> _EXERCISE BRIEF_
Leave out the pictures and repeat every record exactly.

(Records from a dataset)
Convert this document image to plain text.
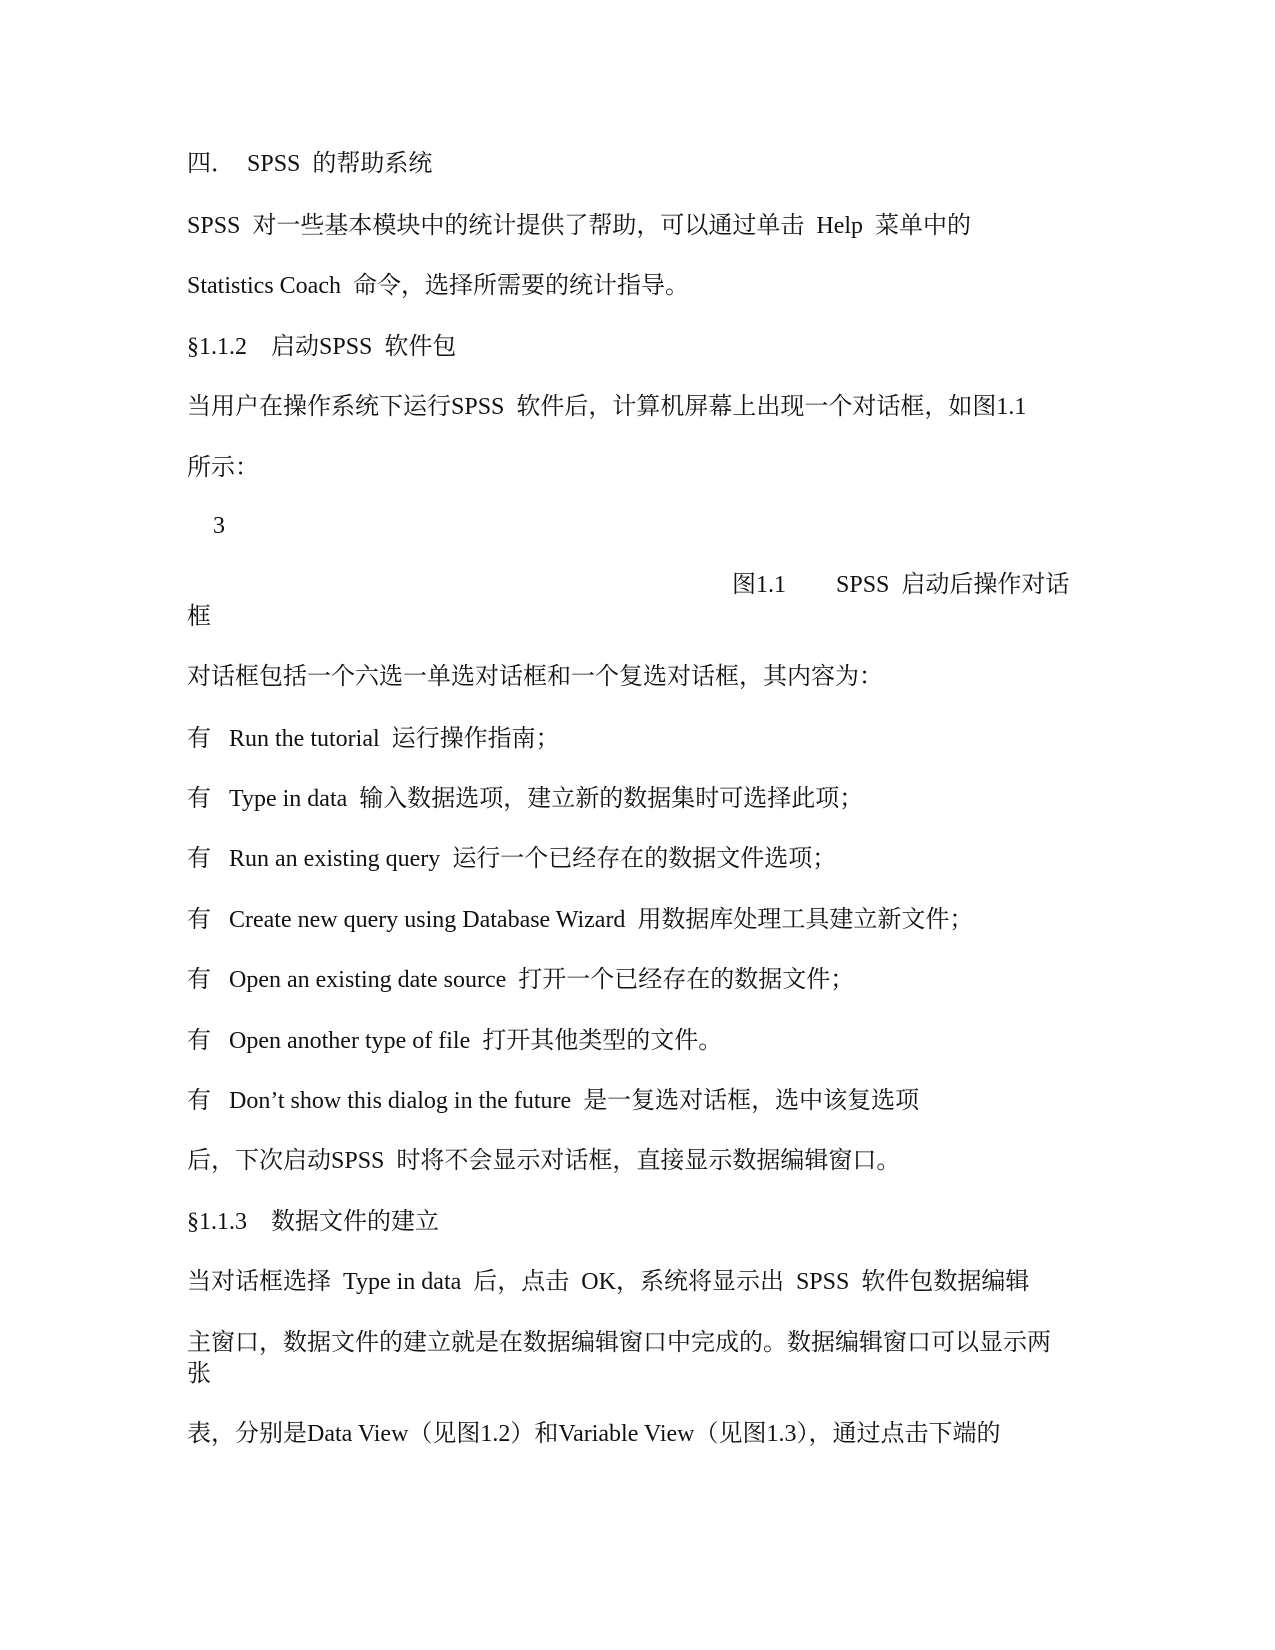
四．  SPSS  的帮助系统
SPSS  对一些基本模块中的统计提供了帮助，可以通过单击  Help  菜单中的
Statistics Coach  命令，选择所需要的统计指导。
§1.1.2    启动SPSS  软件包
当用户在操作系统下运行SPSS  软件后，计算机屏幕上出现一个对话框，如图1.1
所示：
3
图1.1 SPSS  启动后操作对话
框
对话框包括一个六选一单选对话框和一个复选对话框，其内容为：
有 Run the tutorial 运行操作指南；
有 Type in data 输入数据选项，建立新的数据集时可选择此项；
有 Run an existing query 运行一个已经存在的数据文件选项；
有 Create new query using Database Wizard 用数据库处理工具建立新文件；
有 Open an existing date source 打开一个已经存在的数据文件；
有 Open another type of file 打开其他类型的文件。
有 Don’t show this dialog in the future 是一复选对话框，选中该复选项
后，下次启动SPSS  时将不会显示对话框，直接显示数据编辑窗口。
§1.1.3    数据文件的建立
当对话框选择  Type in data  后，点击  OK，系统将显示出  SPSS  软件包数据编辑
主窗口，数据文件的建立就是在数据编辑窗口中完成的。数据编辑窗口可以显示两
张
表，分别是Data View（见图1.2）和Variable View（见图1.3），通过点击下端的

> _EXERCISE SOLUTION_
Convert this document image to plain text.
四．  SPSS  的帮助系统
SPSS  对一些基本模块中的统计提供了帮助，可以通过单击  Help  菜单中的
Statistics Coach  命令，选择所需要的统计指导。
§1.1.2    启动SPSS  软件包
当用户在操作系统下运行SPSS  软件后，计算机屏幕上出现一个对话框，如图1.1
所示：
3
图1.1 SPSS  启动后操作对话
框
对话框包括一个六选一单选对话框和一个复选对话框，其内容为：
有 Run the tutorial 运行操作指南；
有 Type in data 输入数据选项，建立新的数据集时可选择此项；
有 Run an existing query 运行一个已经存在的数据文件选项；
有 Create new query using Database Wizard 用数据库处理工具建立新文件；
有 Open an existing date source 打开一个已经存在的数据文件；
有 Open another type of file 打开其他类型的文件。
有 Don’t show this dialog in the future 是一复选对话框，选中该复选项
后，下次启动SPSS  时将不会显示对话框，直接显示数据编辑窗口。
§1.1.3    数据文件的建立
当对话框选择  Type in data  后，点击  OK，系统将显示出  SPSS  软件包数据编辑
主窗口，数据文件的建立就是在数据编辑窗口中完成的。数据编辑窗口可以显示两
张
表，分别是Data View（见图1.2）和Variable View（见图1.3），通过点击下端的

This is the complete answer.